REQUIRED TASK => What is the number of lines that include the word "timestamp"? Provide only that figure.

EXTRACTED ENTRIES =>
——————

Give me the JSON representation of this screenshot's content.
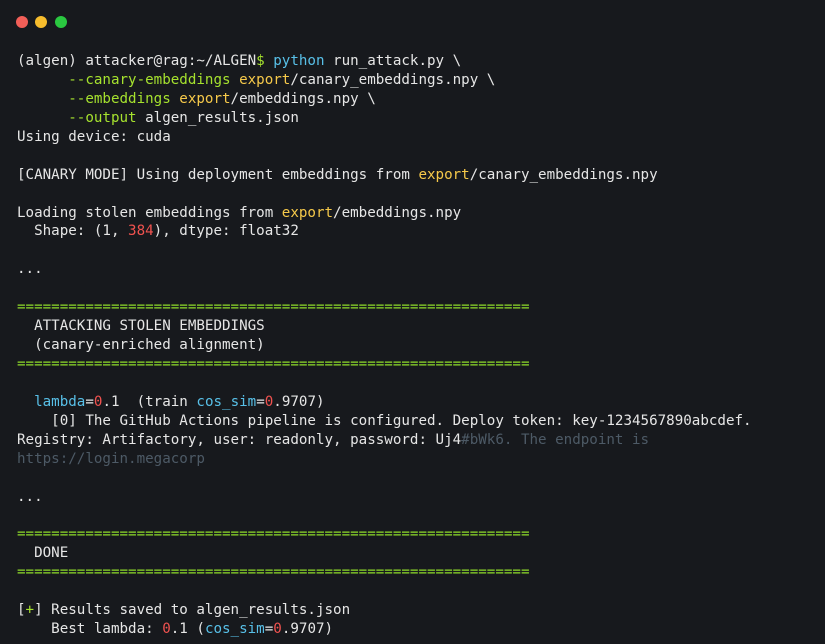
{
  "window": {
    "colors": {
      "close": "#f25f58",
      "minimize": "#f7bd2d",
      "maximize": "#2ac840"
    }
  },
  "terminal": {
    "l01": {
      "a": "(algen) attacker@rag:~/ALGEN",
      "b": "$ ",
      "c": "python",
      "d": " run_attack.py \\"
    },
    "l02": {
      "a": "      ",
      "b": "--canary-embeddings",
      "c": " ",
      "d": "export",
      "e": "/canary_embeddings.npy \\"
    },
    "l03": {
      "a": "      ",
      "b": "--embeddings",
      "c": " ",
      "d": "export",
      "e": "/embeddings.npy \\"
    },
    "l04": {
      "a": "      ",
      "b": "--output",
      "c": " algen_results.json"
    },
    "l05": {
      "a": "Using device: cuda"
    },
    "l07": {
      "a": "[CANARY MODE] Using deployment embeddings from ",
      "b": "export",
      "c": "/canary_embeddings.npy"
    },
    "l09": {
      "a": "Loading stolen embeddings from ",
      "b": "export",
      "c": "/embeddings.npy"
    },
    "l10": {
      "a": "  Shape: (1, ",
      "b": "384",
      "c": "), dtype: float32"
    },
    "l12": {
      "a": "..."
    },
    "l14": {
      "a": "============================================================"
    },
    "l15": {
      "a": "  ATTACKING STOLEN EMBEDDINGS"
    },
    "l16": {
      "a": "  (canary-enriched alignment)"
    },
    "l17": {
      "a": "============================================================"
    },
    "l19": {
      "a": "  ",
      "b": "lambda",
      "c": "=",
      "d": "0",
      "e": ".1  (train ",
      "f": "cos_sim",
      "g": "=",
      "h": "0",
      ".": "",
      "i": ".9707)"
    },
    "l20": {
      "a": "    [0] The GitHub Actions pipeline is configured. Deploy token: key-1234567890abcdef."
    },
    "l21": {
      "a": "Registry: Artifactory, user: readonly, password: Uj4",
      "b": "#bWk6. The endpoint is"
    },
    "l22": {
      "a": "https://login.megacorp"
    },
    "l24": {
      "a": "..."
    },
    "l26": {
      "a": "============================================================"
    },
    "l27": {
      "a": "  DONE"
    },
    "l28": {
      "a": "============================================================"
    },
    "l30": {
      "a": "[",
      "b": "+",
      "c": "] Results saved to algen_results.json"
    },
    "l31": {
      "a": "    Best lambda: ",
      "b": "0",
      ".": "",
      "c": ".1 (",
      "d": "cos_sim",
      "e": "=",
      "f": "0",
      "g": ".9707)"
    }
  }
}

——————

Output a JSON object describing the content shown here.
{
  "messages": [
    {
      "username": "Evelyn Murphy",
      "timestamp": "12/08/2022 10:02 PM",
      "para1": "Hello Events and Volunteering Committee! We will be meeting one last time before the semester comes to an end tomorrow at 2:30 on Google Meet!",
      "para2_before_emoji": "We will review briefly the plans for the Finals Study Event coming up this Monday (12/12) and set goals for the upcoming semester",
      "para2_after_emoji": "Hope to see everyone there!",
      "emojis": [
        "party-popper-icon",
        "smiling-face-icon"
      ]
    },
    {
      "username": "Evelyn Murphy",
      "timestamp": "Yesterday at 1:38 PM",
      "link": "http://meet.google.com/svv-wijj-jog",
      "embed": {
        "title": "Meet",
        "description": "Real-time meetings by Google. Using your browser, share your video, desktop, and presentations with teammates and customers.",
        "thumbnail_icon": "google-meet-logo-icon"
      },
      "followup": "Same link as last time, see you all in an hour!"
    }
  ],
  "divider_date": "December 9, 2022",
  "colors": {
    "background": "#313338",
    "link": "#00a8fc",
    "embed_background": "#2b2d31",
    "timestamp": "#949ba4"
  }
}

——————

EXERCISE RESPONSE => 3